| GIVEN TASK |
Copy out the lines from the one containing "- bid-date: 02/27/2026: [58, 320, 124, 335]" through the one containing "- bid-time: 05:00 AM PST: [58, 341, 142, 356]", both included, with no changes.

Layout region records
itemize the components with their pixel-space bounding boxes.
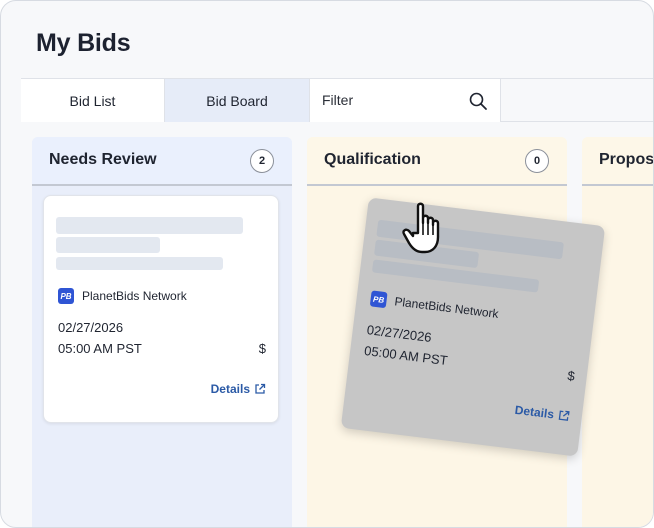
- bid-date: 02/27/2026: [58, 320, 124, 335]
- network-name: PlanetBids Network: [82, 289, 187, 303]
- planetbids-logo-icon: PB: [369, 290, 388, 309]
- dragged-bid-card[interactable]: PB PlanetBids Network 02/27/2026 05:00 A…: [340, 197, 606, 457]
- column-title: Proposa: [599, 151, 654, 168]
- bid-date: 02/27/2026: [365, 322, 433, 345]
- column-header: Qualification 0: [307, 137, 567, 186]
- filter-input[interactable]: [322, 90, 462, 110]
- column-header: Proposa: [582, 137, 654, 186]
- network-name: PlanetBids Network: [393, 294, 500, 321]
- planetbids-logo-icon: PB: [58, 288, 74, 304]
- details-label: Details: [210, 382, 250, 396]
- page-title: My Bids: [36, 29, 131, 57]
- count-badge: 0: [525, 149, 549, 173]
- details-link[interactable]: Details: [514, 403, 571, 424]
- external-link-icon: [255, 383, 266, 394]
- column-proposal: Proposa: [582, 137, 654, 527]
- bid-amount: $: [258, 341, 266, 356]
- tab-bid-list[interactable]: Bid List: [21, 79, 165, 122]
- skeleton-line: [56, 237, 160, 253]
- column-title: Needs Review: [49, 151, 157, 168]
- details-label: Details: [514, 402, 555, 422]
- bid-time: 05:00 AM PST: [363, 342, 449, 369]
- bid-card[interactable]: PB PlanetBids Network 02/27/2026 05:00 A…: [43, 195, 279, 423]
- details-link[interactable]: Details: [211, 382, 266, 396]
- column-title: Qualification: [324, 151, 421, 168]
- skeleton-line: [56, 257, 223, 270]
- count-badge: 2: [250, 149, 274, 173]
- tab-bid-board[interactable]: Bid Board: [165, 79, 310, 122]
- column-header: Needs Review 2: [32, 137, 292, 186]
- bid-time: 05:00 AM PST: [58, 341, 142, 356]
- external-link-icon: [558, 410, 570, 421]
- filter-box: [310, 79, 501, 122]
- bid-amount: $: [566, 367, 576, 384]
- toolbar: Bid List Bid Board: [21, 78, 653, 122]
- skeleton-line: [56, 217, 243, 234]
- hand-pointer-icon: [402, 202, 440, 254]
- app-window: My Bids Bid List Bid Board Needs Review …: [0, 0, 654, 528]
- search-icon[interactable]: [468, 91, 488, 111]
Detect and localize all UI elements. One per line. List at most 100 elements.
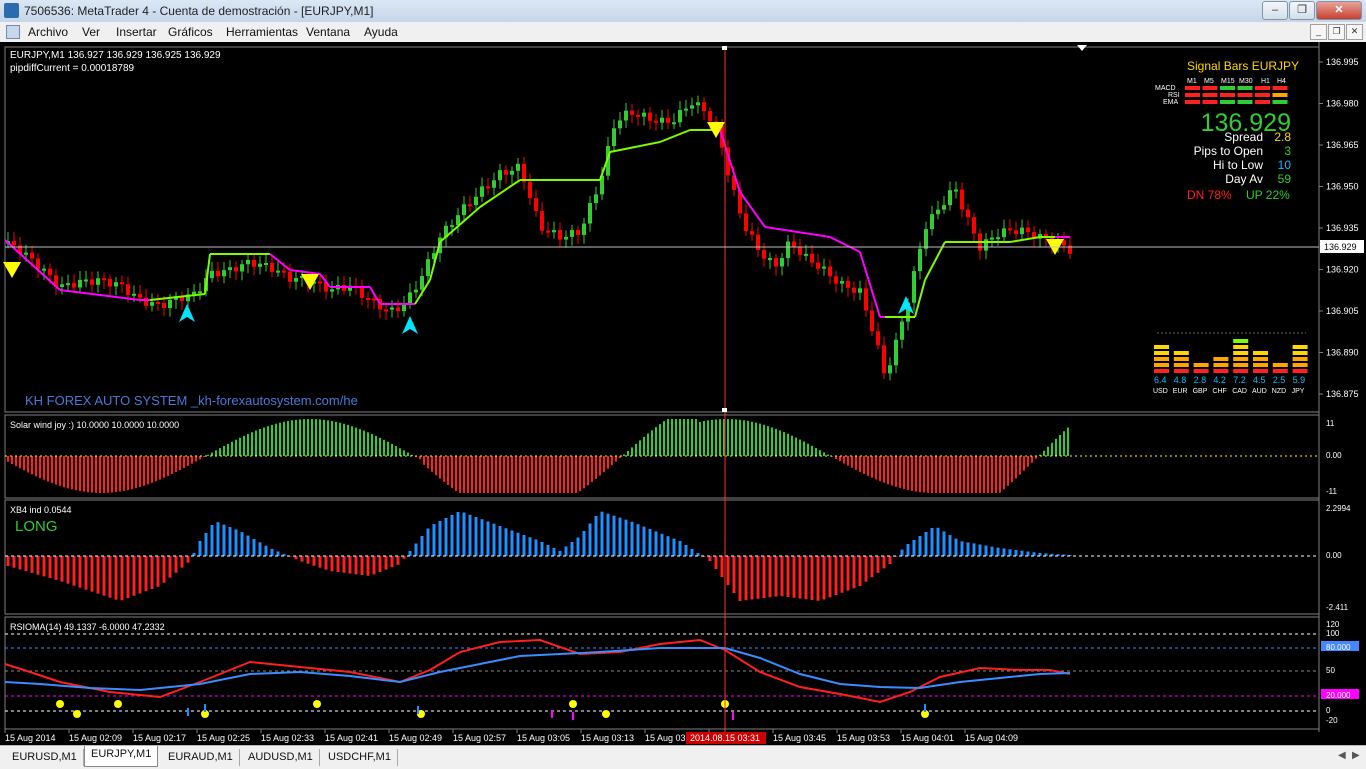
menu-archivo[interactable]: Archivo <box>28 25 68 39</box>
rsioma-signal-dot <box>114 700 122 708</box>
menu-graficos[interactable]: Gráficos <box>168 25 213 39</box>
strength-segment <box>1154 357 1169 361</box>
signal-bars-panel: Signal Bars EURJPY M1 M5 M15 M30 H1 H4 M… <box>1155 59 1299 202</box>
crosshair-time-label: 2014.08.15 03:31 <box>690 733 760 743</box>
xb4-signal: LONG <box>15 518 58 535</box>
signal-cell <box>1220 86 1235 90</box>
time-tick-label: 15 Aug 02:41 <box>325 733 378 743</box>
candle-body <box>684 108 688 111</box>
candle-body <box>264 263 268 266</box>
time-tick-label: 15 Aug 04:01 <box>901 733 954 743</box>
rsioma-red-line <box>4 638 1071 704</box>
tf-h1: H1 <box>1261 78 1270 85</box>
chart-header: EURJPY,M1 136.927 136.929 136.925 136.92… <box>10 50 221 61</box>
strength-segment <box>1233 363 1249 367</box>
tab-usdchf[interactable]: USDCHF,M1 <box>322 749 398 766</box>
chart-window[interactable]: 136.995 136.980 136.965 136.950 136.935 136.9… <box>0 42 1366 745</box>
strength-segment <box>1213 369 1229 373</box>
signal-cell <box>1237 86 1253 90</box>
time-tick-label: 15 Aug 03:05 <box>517 733 570 743</box>
window-title: 7506536: MetaTrader 4 - Cuenta de demost… <box>24 4 374 18</box>
strength-segment <box>1233 339 1249 343</box>
rsioma-scale-label: 50 <box>1326 666 1335 675</box>
menu-bar: Archivo Ver Insertar Gráficos Herramient… <box>0 22 1366 43</box>
candle-body <box>276 270 280 273</box>
candle-body <box>474 196 478 206</box>
strength-segment <box>1253 363 1268 367</box>
candle-body <box>948 190 952 206</box>
maximize-icon[interactable]: ❐ <box>1289 1 1315 20</box>
candle-body <box>504 170 508 175</box>
trail-line-segment <box>829 236 861 253</box>
menu-ver[interactable]: Ver <box>82 25 100 39</box>
strength-currency: AUD <box>1252 388 1267 395</box>
tab-scroll-right-icon[interactable]: ▶ <box>1352 750 1360 761</box>
rsioma-signal-dot <box>569 700 577 708</box>
candle-body <box>840 281 844 284</box>
solar-label: Solar wind joy :) 10.0000 10.0000 10.000… <box>10 420 179 430</box>
candle-body <box>510 170 514 175</box>
trail-line-segment <box>369 286 381 305</box>
strength-segment <box>1253 351 1268 355</box>
minimize-icon[interactable]: – <box>1262 1 1288 20</box>
strength-value: 4.8 <box>1174 375 1187 385</box>
tab-eurusd[interactable]: EURUSD,M1 <box>6 749 84 766</box>
candle-body <box>12 241 16 246</box>
candle-body <box>60 284 64 287</box>
trail-line-segment <box>739 191 766 228</box>
child-close-icon[interactable]: ✕ <box>1346 24 1363 40</box>
candle-body <box>570 230 574 237</box>
candle-body <box>246 259 250 265</box>
candle-body <box>546 230 550 233</box>
tab-audusd[interactable]: AUDUSD,M1 <box>242 749 320 766</box>
candle-body <box>138 293 142 298</box>
strength-segment <box>1292 351 1308 355</box>
time-tick-label: 15 Aug 2014 <box>5 733 56 743</box>
close-icon[interactable]: ✕ <box>1316 1 1362 20</box>
candle-body <box>360 286 364 298</box>
menu-herramientas[interactable]: Herramientas <box>226 25 298 39</box>
candle-body <box>516 163 520 171</box>
candle-body <box>114 282 118 287</box>
menu-ventana[interactable]: Ventana <box>306 25 350 39</box>
signal-cell <box>1185 100 1200 104</box>
time-tick-label: 15 Aug 03:45 <box>773 733 826 743</box>
rsioma-tick-bar <box>572 712 574 720</box>
candle-body <box>642 112 646 117</box>
tab-euraud[interactable]: EURAUD,M1 <box>162 749 240 766</box>
candle-body <box>858 288 862 293</box>
rsioma-scale-label: 20.000 <box>1326 691 1351 700</box>
solar-scale-label: 0.00 <box>1326 451 1342 460</box>
rsioma-scale-label: 120 <box>1326 620 1340 629</box>
xb4-scale-label: 2.2994 <box>1326 504 1351 513</box>
candle-body <box>594 194 598 204</box>
strength-segment <box>1154 351 1169 355</box>
trail-line-segment <box>914 279 926 318</box>
candle-body <box>42 268 46 271</box>
child-minimize-icon[interactable]: _ <box>1310 24 1327 40</box>
candle-body <box>156 301 160 304</box>
currency-strength-meter: 6.4 USD 4.8 EUR 2.8 GBP 4.2 CHF 7.2 CAD 4.5 AUD 2.5 N… <box>1153 339 1308 395</box>
candle-body <box>120 282 124 285</box>
candle-body <box>468 204 472 207</box>
rsioma-tick-bar <box>187 708 189 716</box>
candle-body <box>660 117 664 123</box>
menu-insertar[interactable]: Insertar <box>116 25 157 39</box>
child-restore-icon[interactable]: ❐ <box>1328 24 1345 40</box>
signal-cell <box>1272 100 1288 104</box>
price-tick-label: 136.950 <box>1326 182 1359 192</box>
chart-canvas[interactable]: 136.995 136.980 136.965 136.950 136.935 136.9… <box>0 42 1366 745</box>
strength-segment <box>1233 369 1249 373</box>
candle-body <box>810 253 814 263</box>
main-price-chart <box>3 95 1072 381</box>
signal-cell <box>1255 93 1270 97</box>
xb4-indicator <box>5 511 1319 601</box>
tab-eurjpy[interactable]: EURJPY,M1 <box>84 746 159 767</box>
time-tick-label: 15 Aug 02:57 <box>453 733 506 743</box>
candle-body <box>972 217 976 234</box>
tf-m15: M15 <box>1221 78 1235 85</box>
menu-ayuda[interactable]: Ayuda <box>364 25 398 39</box>
rsioma-scale-label: 100 <box>1326 629 1340 638</box>
tab-scroll-left-icon[interactable]: ◀ <box>1338 750 1346 761</box>
trail-line-segment <box>609 141 661 153</box>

| COMPLETE ANSWER |
- bid-date: 02/27/2026: [58, 320, 124, 335]
- network-name: PlanetBids Network: [82, 289, 187, 303]
- planetbids-logo-icon: PB: [369, 290, 388, 309]
- dragged-bid-card[interactable]: PB PlanetBids Network 02/27/2026 05:00 A…: [340, 197, 606, 457]
- column-title: Proposa: [599, 151, 654, 168]
- bid-date: 02/27/2026: [365, 322, 433, 345]
- column-header: Qualification 0: [307, 137, 567, 186]
- filter-input[interactable]: [322, 90, 462, 110]
- column-header: Proposa: [582, 137, 654, 186]
- network-name: PlanetBids Network: [393, 294, 500, 321]
- planetbids-logo-icon: PB: [58, 288, 74, 304]
- details-label: Details: [210, 382, 250, 396]
- page-title: My Bids: [36, 29, 131, 57]
- count-badge: 0: [525, 149, 549, 173]
- details-link[interactable]: Details: [514, 403, 571, 424]
- external-link-icon: [255, 383, 266, 394]
- column-proposal: Proposa: [582, 137, 654, 527]
- bid-amount: $: [258, 341, 266, 356]
- tab-bid-list[interactable]: Bid List: [21, 79, 165, 122]
- skeleton-line: [56, 237, 160, 253]
- column-title: Needs Review: [49, 151, 157, 168]
- details-label: Details: [514, 402, 555, 422]
- bid-time: 05:00 AM PST: [363, 342, 449, 369]
- bid-card[interactable]: PB PlanetBids Network 02/27/2026 05:00 A…: [43, 195, 279, 423]
- details-link[interactable]: Details: [211, 382, 266, 396]
- column-title: Qualification: [324, 151, 421, 168]
- skeleton-line: [56, 257, 223, 270]
- count-badge: 2: [250, 149, 274, 173]
- tab-bid-board[interactable]: Bid Board: [165, 79, 310, 122]
- column-header: Needs Review 2: [32, 137, 292, 186]
- bid-time: 05:00 AM PST: [58, 341, 142, 356]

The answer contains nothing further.